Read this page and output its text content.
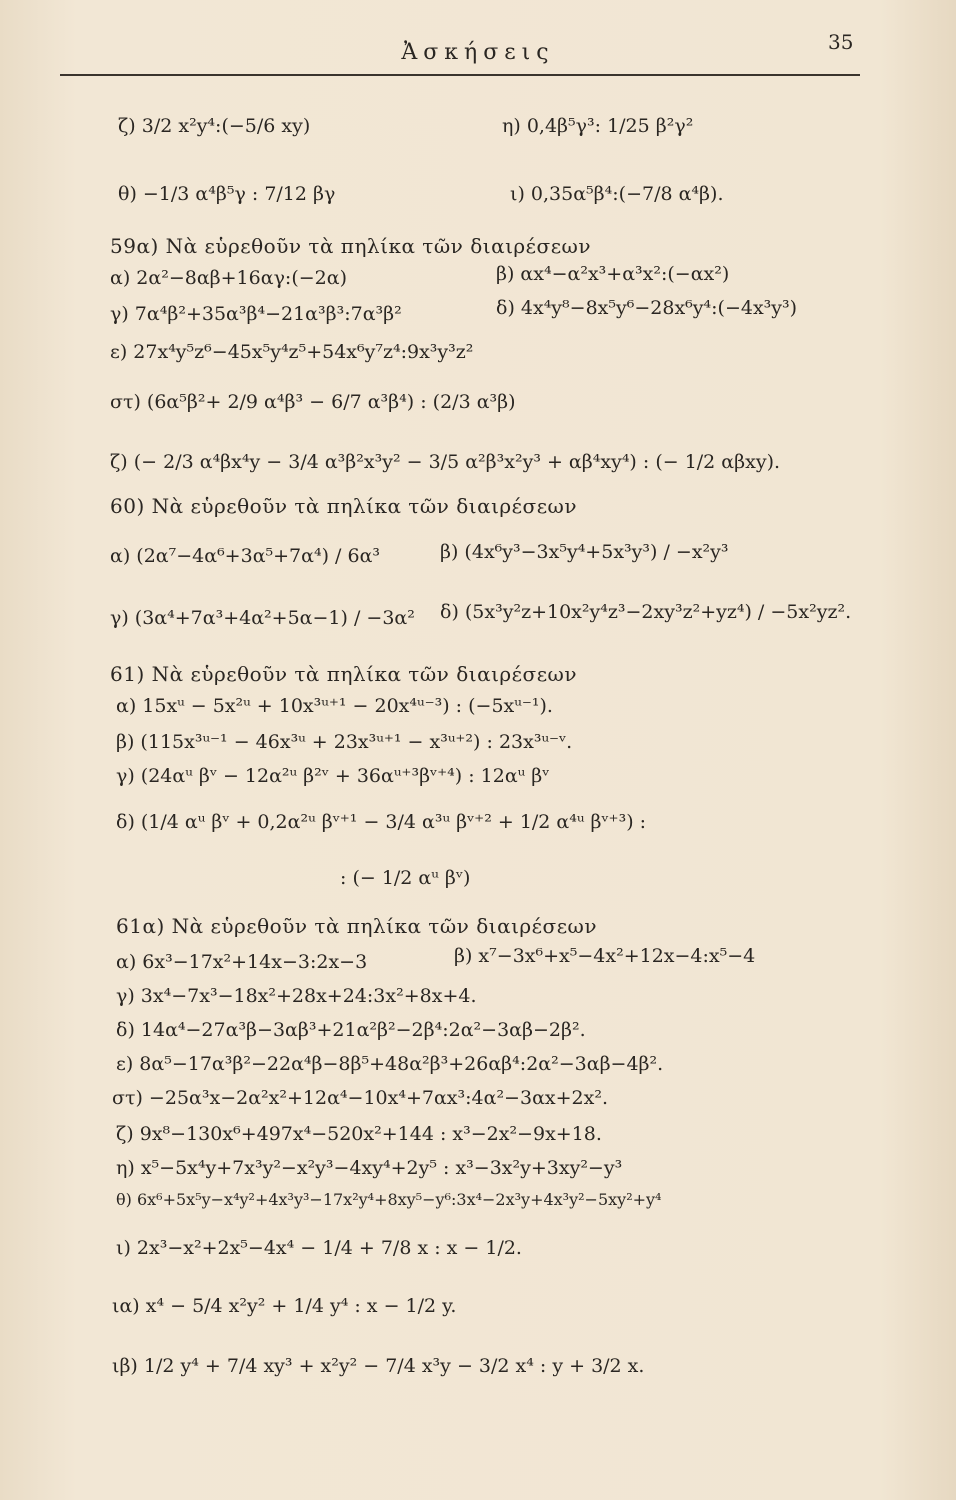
Ἀσκήσεις	35
ζ) 3/2 x²y⁴:(−5/6 xy)	η) 0,4β⁵γ³: 1/25 β²γ²
θ) −1/3 α⁴β⁵γ : 7/12 βγ	ι) 0,35α⁵β⁴:(−7/8 α⁴β).
59α) Νὰ εὑρεθοῦν τὰ πηλίκα τῶν διαιρέσεων
α) 2α²−8αβ+16αγ:(−2α)	β) αx⁴−α²x³+α³x²:(−αx²)
γ) 7α⁴β²+35α³β⁴−21α³β³:7α³β²	δ) 4x⁴y⁸−8x⁵y⁶−28x⁶y⁴:(−4x³y³)
ε) 27x⁴y⁵z⁶−45x⁵y⁴z⁵+54x⁶y⁷z⁴:9x³y³z²
στ) (6α⁵β²+ 2/9 α⁴β³ − 6/7 α³β⁴) : (2/3 α³β)
ζ) (− 2/3 α⁴βx⁴y − 3/4 α³β²x³y² − 3/5 α²β³x²y³ + αβ⁴xy⁴) : (− 1/2 αβxy).
60) Νὰ εὑρεθοῦν τὰ πηλίκα τῶν διαιρέσεων
α) (2α⁷−4α⁶+3α⁵+7α⁴) / 6α³	β) (4x⁶y³−3x⁵y⁴+5x³y³) / −x²y³
γ) (3α⁴+7α³+4α²+5α−1) / −3α² δ) (5x³y²z+10x²y⁴z³−2xy³z²+yz⁴) / −5x²yz².
61) Νὰ εὑρεθοῦν τὰ πηλίκα τῶν διαιρέσεων
α) 15xᵘ − 5x²ᵘ + 10x³ᵘ⁺¹ − 20x⁴ᵘ⁻³) : (−5xᵘ⁻¹).
β) (115x³ᵘ⁻¹ − 46x³ᵘ + 23x³ᵘ⁺¹ − x³ᵘ⁺²) : 23x³ᵘ⁻ᵛ.
γ) (24αᵘ βᵛ − 12α²ᵘ β²ᵛ + 36αᵘ⁺³βᵛ⁺⁴) : 12αᵘ βᵛ
δ) (1/4 αᵘ βᵛ + 0,2α²ᵘ βᵛ⁺¹ − 3/4 α³ᵘ βᵛ⁺² + 1/2 α⁴ᵘ βᵛ⁺³) :
: (− 1/2 αᵘ βᵛ)
61α) Νὰ εὑρεθοῦν τὰ πηλίκα τῶν διαιρέσεων
α) 6x³−17x²+14x−3:2x−3	β) x⁷−3x⁶+x⁵−4x²+12x−4:x⁵−4
γ) 3x⁴−7x³−18x²+28x+24:3x²+8x+4.
δ) 14α⁴−27α³β−3αβ³+21α²β²−2β⁴:2α²−3αβ−2β².
ε) 8α⁵−17α³β²−22α⁴β−8β⁵+48α²β³+26αβ⁴:2α²−3αβ−4β².
στ) −25α³x−2α²x²+12α⁴−10x⁴+7αx³:4α²−3αx+2x².
ζ) 9x⁸−130x⁶+497x⁴−520x²+144 : x³−2x²−9x+18.
η) x⁵−5x⁴y+7x³y²−x²y³−4xy⁴+2y⁵ : x³−3x²y+3xy²−y³
θ) 6x⁶+5x⁵y−x⁴y²+4x³y³−17x²y⁴+8xy⁵−y⁶:3x⁴−2x³y+4x³y²−5xy²+y⁴
ι) 2x³−x²+2x⁵−4x⁴ − 1/4 + 7/8 x : x − 1/2.
ια) x⁴ − 5/4 x²y² + 1/4 y⁴ : x − 1/2 y.
ιβ) 1/2 y⁴ + 7/4 xy³ + x²y² − 7/4 x³y − 3/2 x⁴ : y + 3/2 x.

____________________

Objective: Pull every line containing the word "πηλίκα" out of the material and copy it.

Answer below:
59α) Νὰ εὑρεθοῦν τὰ πηλίκα τῶν διαιρέσεων
60) Νὰ εὑρεθοῦν τὰ πηλίκα τῶν διαιρέσεων
61) Νὰ εὑρεθοῦν τὰ πηλίκα τῶν διαιρέσεων
61α) Νὰ εὑρεθοῦν τὰ πηλίκα τῶν διαιρέσεων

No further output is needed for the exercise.